▶ _STATED GOAL_
Look through the data below and return each line where "bulk" appears.

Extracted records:
** Begin **

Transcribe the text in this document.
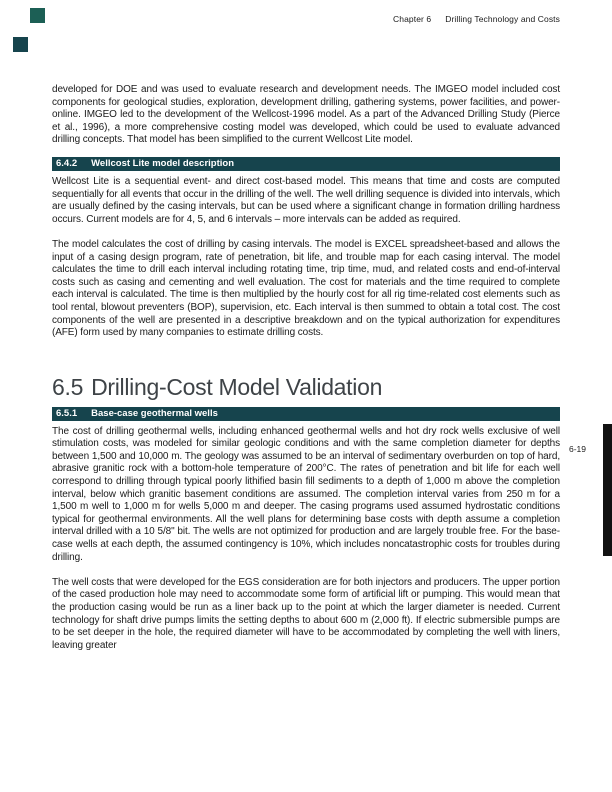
Chapter 6 Drilling Technology and Costs
6-19

developed for DOE and was used to evaluate research and development needs. The IMGEO model included cost components for geological studies, exploration, development drilling, gathering systems, power facilities, and power-online. IMGEO led to the development of the Wellcost-1996 model. As a part of the Advanced Drilling Study (Pierce et al., 1996), a more comprehensive costing model was developed, which could be used to evaluate advanced drilling concepts. That model has been simplified to the current Wellcost Lite model.

6.4.2 Wellcost Lite model description

Wellcost Lite is a sequential event- and direct cost-based model. This means that time and costs are computed sequentially for all events that occur in the drilling of the well. The well drilling sequence is divided into intervals, which are usually defined by the casing intervals, but can be used where a significant change in formation drilling hardness occurs. Current models are for 4, 5, and 6 intervals – more intervals can be added as required.

The model calculates the cost of drilling by casing intervals. The model is EXCEL spreadsheet-based and allows the input of a casing design program, rate of penetration, bit life, and trouble map for each casing interval. The model calculates the time to drill each interval including rotating time, trip time, mud, and related costs and end-of-interval costs such as casing and cementing and well evaluation. The cost for materials and the time required to complete each interval is calculated. The time is then multiplied by the hourly cost for all rig time-related cost elements such as tool rental, blowout preventers (BOP), supervision, etc. Each interval is then summed to obtain a total cost. The cost components of the well are presented in a descriptive breakdown and on the typical authorization for expenditures (AFE) form used by many companies to estimate drilling costs.

6.5 Drilling-Cost Model Validation
6.5.1 Base-case geothermal wells

The cost of drilling geothermal wells, including enhanced geothermal wells and hot dry rock wells exclusive of well stimulation costs, was modeled for similar geologic conditions and with the same completion diameter for depths between 1,500 and 10,000 m. The geology was assumed to be an interval of sedimentary overburden on top of hard, abrasive granitic rock with a bottom-hole temperature of 200°C. The rates of penetration and bit life for each well correspond to drilling through typical poorly lithified basin fill sediments to a depth of 1,000 m above the completion interval, below which granitic basement conditions are assumed. The completion interval varies from 250 m for a 1,500 m well to 1,000 m for wells 5,000 m and deeper. The casing programs used assumed hydrostatic conditions typical for geothermal environments. All the well plans for determining base costs with depth assume a completion interval drilled with a 10 5/8" bit. The wells are not optimized for production and are largely trouble free. For the base-case wells at each depth, the assumed contingency is 10%, which includes noncatastrophic costs for troubles during drilling.

The well costs that were developed for the EGS consideration are for both injectors and producers. The upper portion of the cased production hole may need to accommodate some form of artificial lift or pumping. This would mean that the production casing would be run as a liner back up to the point at which the larger diameter is needed. Current technology for shaft drive pumps limits the setting depths to about 600 m (2,000 ft). If electric submersible pumps are to be set deeper in the hole, the required diameter will have to be accommodated by completing the well with liners, leaving greater
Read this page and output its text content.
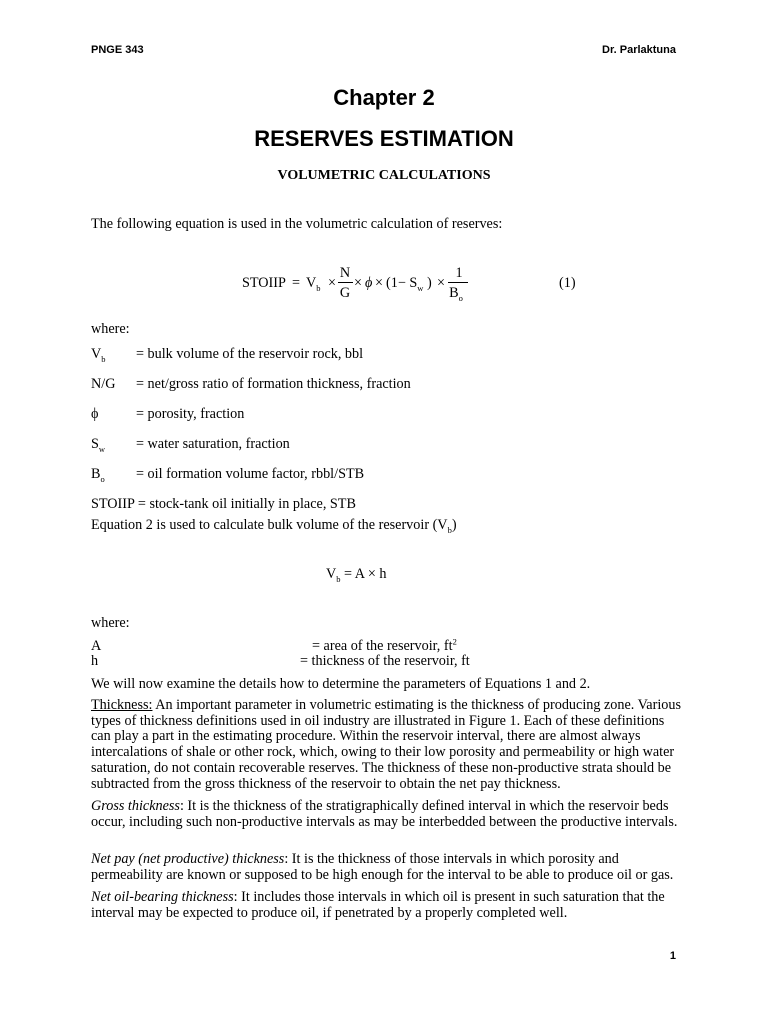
PNGE 343	Dr. Parlaktuna
Chapter 2
RESERVES ESTIMATION
VOLUMETRIC CALCULATIONS
The following equation is used in the volumetric calculation of reserves:
STOIIP = $V_b$ ×
N
G
× $\phi \times (1- S_w$ ) ×
1
$B_o$
(1)
where:
$V_b$ = bulk volume of the reservoir rock, bbl
N/G = net/gross ratio of formation thickness, fraction
ϕ	= porosity, fraction
$S_w$ = water saturation, fraction
$B_o$ = oil formation volume factor, rbbl/STB
STOIIP = stock-tank oil initially in place, STB
Equation 2 is used to calculate bulk volume of the reservoir $(V_b)$
$V_b = A \times h$
where:
A	= area of the reservoir, $ft^2$
h	= thickness of the reservoir, ft
We will now examine the details how to determine the parameters of Equations 1 and 2.

Thickness: An important parameter in volumetric estimating is the thickness of producing zone. Various types of thickness definitions used in oil industry are illustrated in Figure 1. Each of these definitions can play a part in the estimating procedure. Within the reservoir interval, there are almost always intercalations of shale or other rock, which, owing to their low porosity and permeability or high water saturation, do not contain recoverable reserves. The thickness of these non-productive strata should be subtracted from the gross thickness of the reservoir to obtain the net pay thickness.

Gross thickness: It is the thickness of the stratigraphically defined interval in which the reservoir beds occur, including such non-productive intervals as may be interbedded between the productive intervals.

Net pay (net productive) thickness: It is the thickness of those intervals in which porosity and permeability are known or supposed to be high enough for the interval to be able to produce oil or gas.

Net oil-bearing thickness: It includes those intervals in which oil is present in such saturation that the interval may be expected to produce oil, if penetrated by a properly completed well.

1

** End **

▶ _COMPLETED TASK_
$V_b$ = bulk volume of the reservoir rock, bbl
Equation 2 is used to calculate bulk volume of the reservoir $(V_b)$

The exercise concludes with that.